- Written request
Collect all lines containing the word "this" from the data.

* BEGIN Entries supplied *

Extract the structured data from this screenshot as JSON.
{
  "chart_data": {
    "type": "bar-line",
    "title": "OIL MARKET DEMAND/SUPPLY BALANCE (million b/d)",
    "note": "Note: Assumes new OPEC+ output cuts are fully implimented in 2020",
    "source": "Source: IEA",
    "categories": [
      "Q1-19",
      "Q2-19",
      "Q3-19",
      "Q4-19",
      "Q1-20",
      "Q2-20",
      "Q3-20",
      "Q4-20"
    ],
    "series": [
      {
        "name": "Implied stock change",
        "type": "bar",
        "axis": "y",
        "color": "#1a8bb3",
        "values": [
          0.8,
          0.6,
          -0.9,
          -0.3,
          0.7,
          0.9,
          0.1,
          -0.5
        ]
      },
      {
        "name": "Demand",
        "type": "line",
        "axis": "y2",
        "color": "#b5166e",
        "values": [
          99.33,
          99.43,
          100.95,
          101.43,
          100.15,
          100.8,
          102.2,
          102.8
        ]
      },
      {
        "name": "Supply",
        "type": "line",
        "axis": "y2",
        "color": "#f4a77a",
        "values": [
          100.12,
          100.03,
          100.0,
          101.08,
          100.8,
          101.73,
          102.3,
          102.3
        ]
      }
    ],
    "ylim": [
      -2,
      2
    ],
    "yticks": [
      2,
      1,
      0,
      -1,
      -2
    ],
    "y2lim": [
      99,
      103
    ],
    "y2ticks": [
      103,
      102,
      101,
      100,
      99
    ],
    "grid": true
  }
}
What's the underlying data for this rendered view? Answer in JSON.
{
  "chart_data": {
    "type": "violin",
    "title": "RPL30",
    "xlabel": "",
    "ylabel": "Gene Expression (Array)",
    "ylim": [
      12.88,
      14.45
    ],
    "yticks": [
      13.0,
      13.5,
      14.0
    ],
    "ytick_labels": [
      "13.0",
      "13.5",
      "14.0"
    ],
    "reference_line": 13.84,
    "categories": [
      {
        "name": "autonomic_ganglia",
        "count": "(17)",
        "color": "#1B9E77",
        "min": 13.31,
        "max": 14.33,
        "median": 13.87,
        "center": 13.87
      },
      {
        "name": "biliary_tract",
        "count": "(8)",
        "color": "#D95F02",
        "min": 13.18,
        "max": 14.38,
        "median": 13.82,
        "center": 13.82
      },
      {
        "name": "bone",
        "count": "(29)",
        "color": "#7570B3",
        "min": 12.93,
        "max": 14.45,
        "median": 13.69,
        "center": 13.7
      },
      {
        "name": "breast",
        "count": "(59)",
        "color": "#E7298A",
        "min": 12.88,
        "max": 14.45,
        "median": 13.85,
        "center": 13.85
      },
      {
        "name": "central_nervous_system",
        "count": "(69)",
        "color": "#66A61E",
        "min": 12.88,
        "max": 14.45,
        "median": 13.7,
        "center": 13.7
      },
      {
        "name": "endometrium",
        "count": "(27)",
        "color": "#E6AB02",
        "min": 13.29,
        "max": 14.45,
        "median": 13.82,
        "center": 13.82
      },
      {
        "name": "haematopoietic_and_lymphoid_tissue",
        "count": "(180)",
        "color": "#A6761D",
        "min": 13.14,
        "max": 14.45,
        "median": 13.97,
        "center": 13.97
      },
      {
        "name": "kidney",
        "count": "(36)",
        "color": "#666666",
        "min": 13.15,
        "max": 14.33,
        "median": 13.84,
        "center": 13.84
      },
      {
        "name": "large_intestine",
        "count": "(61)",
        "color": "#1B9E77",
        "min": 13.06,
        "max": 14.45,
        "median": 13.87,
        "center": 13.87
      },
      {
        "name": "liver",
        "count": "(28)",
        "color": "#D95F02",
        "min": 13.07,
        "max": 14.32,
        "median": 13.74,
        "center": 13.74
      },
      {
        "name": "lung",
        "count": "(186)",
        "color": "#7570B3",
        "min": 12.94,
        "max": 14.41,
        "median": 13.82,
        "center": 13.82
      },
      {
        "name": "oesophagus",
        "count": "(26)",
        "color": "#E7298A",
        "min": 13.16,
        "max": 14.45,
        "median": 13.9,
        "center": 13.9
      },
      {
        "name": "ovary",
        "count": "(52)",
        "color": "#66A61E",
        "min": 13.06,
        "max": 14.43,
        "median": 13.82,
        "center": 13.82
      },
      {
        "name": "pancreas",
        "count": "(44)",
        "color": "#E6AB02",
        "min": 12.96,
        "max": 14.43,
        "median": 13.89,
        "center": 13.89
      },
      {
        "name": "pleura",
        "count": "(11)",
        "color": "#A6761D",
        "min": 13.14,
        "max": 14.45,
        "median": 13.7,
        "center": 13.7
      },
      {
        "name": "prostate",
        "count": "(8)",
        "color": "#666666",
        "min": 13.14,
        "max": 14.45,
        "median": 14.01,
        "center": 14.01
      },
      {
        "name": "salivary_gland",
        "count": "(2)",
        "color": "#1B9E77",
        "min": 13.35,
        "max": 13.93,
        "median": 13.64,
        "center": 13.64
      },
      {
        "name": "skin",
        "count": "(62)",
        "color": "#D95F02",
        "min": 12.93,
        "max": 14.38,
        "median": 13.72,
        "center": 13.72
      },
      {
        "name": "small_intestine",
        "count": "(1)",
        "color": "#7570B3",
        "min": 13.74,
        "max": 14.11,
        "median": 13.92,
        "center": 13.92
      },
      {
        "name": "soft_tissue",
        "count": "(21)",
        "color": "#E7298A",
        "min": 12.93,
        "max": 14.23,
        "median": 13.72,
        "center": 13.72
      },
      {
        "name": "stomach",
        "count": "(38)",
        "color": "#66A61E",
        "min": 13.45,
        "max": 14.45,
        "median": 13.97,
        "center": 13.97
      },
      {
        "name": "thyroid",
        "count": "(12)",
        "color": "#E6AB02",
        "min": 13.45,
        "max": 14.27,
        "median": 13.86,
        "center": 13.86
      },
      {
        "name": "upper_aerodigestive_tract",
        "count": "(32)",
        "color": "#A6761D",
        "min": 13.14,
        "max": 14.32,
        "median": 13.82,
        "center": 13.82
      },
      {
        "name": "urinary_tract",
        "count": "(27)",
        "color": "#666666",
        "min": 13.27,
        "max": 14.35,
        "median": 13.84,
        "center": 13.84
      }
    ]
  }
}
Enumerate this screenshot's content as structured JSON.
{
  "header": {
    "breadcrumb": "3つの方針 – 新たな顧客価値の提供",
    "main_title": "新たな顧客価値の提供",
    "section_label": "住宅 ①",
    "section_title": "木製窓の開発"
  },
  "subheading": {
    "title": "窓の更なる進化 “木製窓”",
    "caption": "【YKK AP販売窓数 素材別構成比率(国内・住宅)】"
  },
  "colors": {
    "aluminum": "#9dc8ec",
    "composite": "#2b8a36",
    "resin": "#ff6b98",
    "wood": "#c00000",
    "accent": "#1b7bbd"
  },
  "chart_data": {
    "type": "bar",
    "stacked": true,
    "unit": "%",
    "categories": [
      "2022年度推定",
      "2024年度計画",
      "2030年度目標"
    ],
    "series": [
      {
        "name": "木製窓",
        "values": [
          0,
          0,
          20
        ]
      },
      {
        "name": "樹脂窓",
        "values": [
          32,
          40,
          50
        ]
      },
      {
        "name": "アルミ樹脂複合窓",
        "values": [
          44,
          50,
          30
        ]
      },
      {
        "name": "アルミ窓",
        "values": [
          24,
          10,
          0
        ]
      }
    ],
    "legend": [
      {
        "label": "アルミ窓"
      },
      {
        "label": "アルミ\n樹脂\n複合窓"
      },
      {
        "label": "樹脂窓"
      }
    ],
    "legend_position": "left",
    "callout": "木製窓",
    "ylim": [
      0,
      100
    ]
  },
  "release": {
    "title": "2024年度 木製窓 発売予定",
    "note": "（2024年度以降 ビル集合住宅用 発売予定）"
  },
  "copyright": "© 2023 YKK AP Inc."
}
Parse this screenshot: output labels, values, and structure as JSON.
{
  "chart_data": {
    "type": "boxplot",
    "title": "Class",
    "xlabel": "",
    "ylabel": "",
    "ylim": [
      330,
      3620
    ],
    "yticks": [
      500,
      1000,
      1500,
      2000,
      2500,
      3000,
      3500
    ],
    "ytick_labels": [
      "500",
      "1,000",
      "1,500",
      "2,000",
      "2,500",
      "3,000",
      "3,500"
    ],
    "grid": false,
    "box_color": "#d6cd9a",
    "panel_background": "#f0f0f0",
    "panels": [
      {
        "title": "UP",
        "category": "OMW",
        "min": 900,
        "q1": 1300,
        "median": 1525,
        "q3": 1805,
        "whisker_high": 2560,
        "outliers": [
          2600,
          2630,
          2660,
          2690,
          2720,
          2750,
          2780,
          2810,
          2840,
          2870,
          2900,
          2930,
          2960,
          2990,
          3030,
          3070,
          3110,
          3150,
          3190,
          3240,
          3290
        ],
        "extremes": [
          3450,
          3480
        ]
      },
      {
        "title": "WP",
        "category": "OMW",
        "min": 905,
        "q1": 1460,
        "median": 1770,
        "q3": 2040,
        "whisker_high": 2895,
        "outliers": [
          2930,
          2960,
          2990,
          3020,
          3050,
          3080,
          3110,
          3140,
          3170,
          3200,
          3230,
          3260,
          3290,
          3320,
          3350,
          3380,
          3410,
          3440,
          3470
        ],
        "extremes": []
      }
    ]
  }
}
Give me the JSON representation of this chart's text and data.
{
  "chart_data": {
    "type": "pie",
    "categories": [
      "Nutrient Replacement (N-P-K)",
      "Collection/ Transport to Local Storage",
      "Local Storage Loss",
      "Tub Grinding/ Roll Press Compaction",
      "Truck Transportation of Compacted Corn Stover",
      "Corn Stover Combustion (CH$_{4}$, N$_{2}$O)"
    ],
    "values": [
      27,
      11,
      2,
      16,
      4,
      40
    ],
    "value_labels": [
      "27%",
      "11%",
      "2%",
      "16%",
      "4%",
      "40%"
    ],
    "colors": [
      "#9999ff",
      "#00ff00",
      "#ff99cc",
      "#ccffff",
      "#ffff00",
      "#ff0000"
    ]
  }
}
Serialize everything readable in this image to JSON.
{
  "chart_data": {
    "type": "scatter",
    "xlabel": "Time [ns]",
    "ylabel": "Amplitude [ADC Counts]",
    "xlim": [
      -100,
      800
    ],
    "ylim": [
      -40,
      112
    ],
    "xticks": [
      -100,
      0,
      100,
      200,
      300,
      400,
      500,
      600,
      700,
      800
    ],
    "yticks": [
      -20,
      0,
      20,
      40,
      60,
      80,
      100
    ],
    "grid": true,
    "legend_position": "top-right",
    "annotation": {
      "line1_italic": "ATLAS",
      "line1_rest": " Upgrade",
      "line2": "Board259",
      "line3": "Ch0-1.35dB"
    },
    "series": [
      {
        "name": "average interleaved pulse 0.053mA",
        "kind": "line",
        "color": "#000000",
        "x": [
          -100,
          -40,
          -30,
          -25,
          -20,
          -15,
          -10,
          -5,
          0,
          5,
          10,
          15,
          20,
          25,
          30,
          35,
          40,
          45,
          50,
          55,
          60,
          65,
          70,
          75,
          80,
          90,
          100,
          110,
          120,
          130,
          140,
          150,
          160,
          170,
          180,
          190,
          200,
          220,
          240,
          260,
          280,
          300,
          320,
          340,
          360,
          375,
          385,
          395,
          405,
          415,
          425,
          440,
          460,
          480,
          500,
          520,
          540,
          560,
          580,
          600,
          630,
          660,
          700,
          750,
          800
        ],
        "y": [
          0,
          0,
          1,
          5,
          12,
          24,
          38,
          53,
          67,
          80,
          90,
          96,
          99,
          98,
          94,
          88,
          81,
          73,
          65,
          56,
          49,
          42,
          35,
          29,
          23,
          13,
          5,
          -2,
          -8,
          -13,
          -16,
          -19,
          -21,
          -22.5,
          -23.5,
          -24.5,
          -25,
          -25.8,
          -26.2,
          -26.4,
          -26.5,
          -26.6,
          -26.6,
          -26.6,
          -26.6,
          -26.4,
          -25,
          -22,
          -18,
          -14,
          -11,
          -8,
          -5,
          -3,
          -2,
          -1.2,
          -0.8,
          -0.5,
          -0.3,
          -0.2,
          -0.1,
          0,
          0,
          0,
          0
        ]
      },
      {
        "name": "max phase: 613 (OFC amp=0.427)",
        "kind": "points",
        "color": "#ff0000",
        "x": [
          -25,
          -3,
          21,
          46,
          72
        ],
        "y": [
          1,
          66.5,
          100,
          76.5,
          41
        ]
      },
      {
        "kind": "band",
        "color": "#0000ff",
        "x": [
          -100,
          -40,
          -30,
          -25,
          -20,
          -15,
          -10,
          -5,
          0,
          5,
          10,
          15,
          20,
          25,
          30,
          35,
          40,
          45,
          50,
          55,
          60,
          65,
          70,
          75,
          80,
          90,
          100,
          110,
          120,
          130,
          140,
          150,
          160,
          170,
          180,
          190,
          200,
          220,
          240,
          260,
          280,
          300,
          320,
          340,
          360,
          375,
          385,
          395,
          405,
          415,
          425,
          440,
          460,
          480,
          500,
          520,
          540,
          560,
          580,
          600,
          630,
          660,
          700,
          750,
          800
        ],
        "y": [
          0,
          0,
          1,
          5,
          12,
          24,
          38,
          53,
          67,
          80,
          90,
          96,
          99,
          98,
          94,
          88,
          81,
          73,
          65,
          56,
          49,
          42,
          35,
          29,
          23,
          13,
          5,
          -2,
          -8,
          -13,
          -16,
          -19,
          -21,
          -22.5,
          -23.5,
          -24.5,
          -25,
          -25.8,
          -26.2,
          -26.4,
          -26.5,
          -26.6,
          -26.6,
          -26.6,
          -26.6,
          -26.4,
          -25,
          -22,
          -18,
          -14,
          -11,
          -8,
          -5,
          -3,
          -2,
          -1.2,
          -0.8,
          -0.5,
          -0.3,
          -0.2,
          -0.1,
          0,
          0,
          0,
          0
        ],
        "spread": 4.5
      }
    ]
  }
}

* END Entries supplied *

- Reply to the exercise
Extract the structured data from this screenshot as JSON.
What's the underlying data for this rendered view? Answer in JSON.
Enumerate this screenshot's content as structured JSON.
Parse this screenshot: output labels, values, and structure as JSON.
Give me the JSON representation of this chart's text and data.
Serialize everything readable in this image to JSON.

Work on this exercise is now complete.